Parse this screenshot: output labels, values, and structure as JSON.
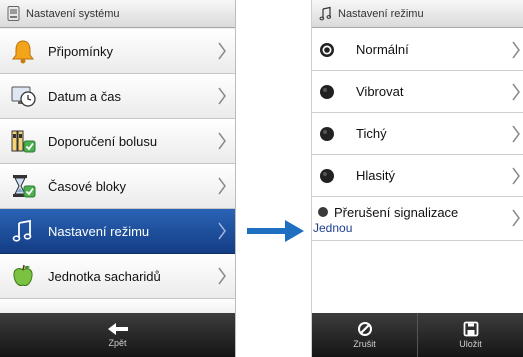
{
  "left_screen": {
    "title": "Nastavení systému",
    "items": [
      {
        "label": "Připomínky",
        "icon": "bell-icon"
      },
      {
        "label": "Datum a čas",
        "icon": "clock-monitor-icon"
      },
      {
        "label": "Doporučení bolusu",
        "icon": "bolus-advice-icon"
      },
      {
        "label": "Časové bloky",
        "icon": "hourglass-icon"
      },
      {
        "label": "Nastavení režimu",
        "icon": "music-note-icon",
        "selected": true
      },
      {
        "label": "Jednotka sacharidů",
        "icon": "apple-icon"
      }
    ],
    "bottom": {
      "back_label": "Zpět"
    }
  },
  "right_screen": {
    "title": "Nastavení režimu",
    "options": [
      {
        "label": "Normální",
        "selected": true
      },
      {
        "label": "Vibrovat",
        "selected": false
      },
      {
        "label": "Tichý",
        "selected": false
      },
      {
        "label": "Hlasitý",
        "selected": false
      }
    ],
    "signal_pause": {
      "label": "Přerušení signalizace",
      "value": "Jednou"
    },
    "bottom": {
      "cancel_label": "Zrušit",
      "save_label": "Uložit"
    }
  },
  "colors": {
    "selected_row": "#1e4fa0",
    "arrow": "#1f6fc0",
    "bottom_bar": "#2a2a2a"
  }
}
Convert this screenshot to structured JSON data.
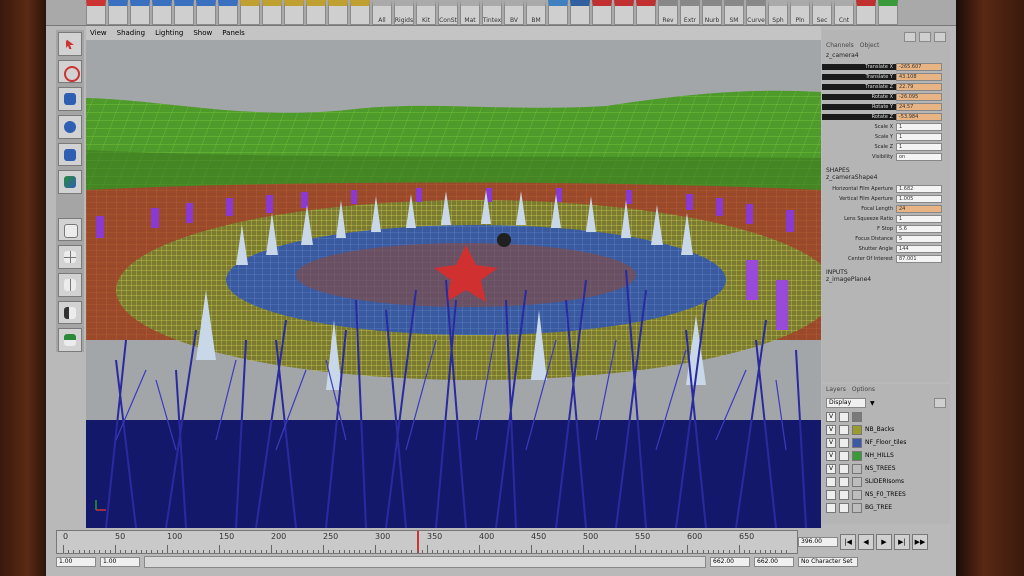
{
  "viewport_menu": {
    "items": [
      "View",
      "Shading",
      "Lighting",
      "Show",
      "Panels"
    ]
  },
  "shelf": {
    "labels": [
      "",
      "",
      "",
      "",
      "",
      "",
      "",
      "",
      "",
      "",
      "",
      "",
      "",
      "All",
      "Rigids",
      "Kit",
      "ConSt",
      "Mat",
      "Tintex",
      "BV",
      "BM",
      "",
      "",
      "",
      "",
      "",
      "Rev",
      "Extr",
      "Nurb",
      "SM",
      "Curve",
      "Sph",
      "Pln",
      "Sec",
      "Cnt",
      "",
      ""
    ]
  },
  "channel_box": {
    "tabs": [
      "Channels",
      "Object"
    ],
    "node_name": "z_camera4",
    "transform": [
      {
        "label": "Translate X",
        "value": "-265.607"
      },
      {
        "label": "Translate Y",
        "value": "43.108"
      },
      {
        "label": "Translate Z",
        "value": "22.79"
      },
      {
        "label": "Rotate X",
        "value": "-26.095"
      },
      {
        "label": "Rotate Y",
        "value": "24.57"
      },
      {
        "label": "Rotate Z",
        "value": "-53.984"
      },
      {
        "label": "Scale X",
        "value": "1"
      },
      {
        "label": "Scale Y",
        "value": "1"
      },
      {
        "label": "Scale Z",
        "value": "1"
      },
      {
        "label": "Visibility",
        "value": "on"
      }
    ],
    "shapes_header": "SHAPES",
    "shape_name": "z_cameraShape4",
    "shape": [
      {
        "label": "Horizontal Film Aperture",
        "value": "1.682",
        "keyed": false
      },
      {
        "label": "Vertical Film Aperture",
        "value": "1.005",
        "keyed": false
      },
      {
        "label": "Focal Length",
        "value": "24",
        "keyed": true
      },
      {
        "label": "Lens Squeeze Ratio",
        "value": "1",
        "keyed": false
      },
      {
        "label": "F Stop",
        "value": "5.6",
        "keyed": false
      },
      {
        "label": "Focus Distance",
        "value": "5",
        "keyed": false
      },
      {
        "label": "Shutter Angle",
        "value": "144",
        "keyed": false
      },
      {
        "label": "Center Of Interest",
        "value": "87.001",
        "keyed": false
      }
    ],
    "inputs_header": "INPUTS",
    "input_name": "z_imagePlane4"
  },
  "layers": {
    "tabs": [
      "Layers",
      "Options"
    ],
    "dropdown": "Display",
    "items": [
      {
        "name": "",
        "visible": true,
        "color": "#7a7a7a"
      },
      {
        "name": "NB_Backs",
        "visible": true,
        "color": "#9a9a30"
      },
      {
        "name": "NF_Floor_tiles",
        "visible": true,
        "color": "#3a5aa8"
      },
      {
        "name": "NH_HILLS",
        "visible": true,
        "color": "#3a9a3a"
      },
      {
        "name": "NS_TREES",
        "visible": true,
        "color": "#bdbdbd"
      },
      {
        "name": "SLIDERIsoms",
        "visible": false,
        "color": "#bdbdbd"
      },
      {
        "name": "NS_F0_TREES",
        "visible": false,
        "color": "#bdbdbd"
      },
      {
        "name": "BG_TREE",
        "visible": false,
        "color": "#bdbdbd"
      }
    ]
  },
  "timeline": {
    "ticks": [
      "0",
      "50",
      "100",
      "150",
      "200",
      "250",
      "300",
      "350",
      "400",
      "450",
      "500",
      "550",
      "600",
      "650"
    ],
    "current_frame": "396.00"
  },
  "range": {
    "start": "1.00",
    "inner_start": "1.00",
    "inner_end": "662.00",
    "end": "662.00",
    "character_set": "No Character Set"
  }
}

[TASK PROMPT]: Copy each line of the listing that holds the word "režimu".

[TASK OUTPUT]:
        "label": "Nastavení režimu",
    "title": "Nastavení režimu",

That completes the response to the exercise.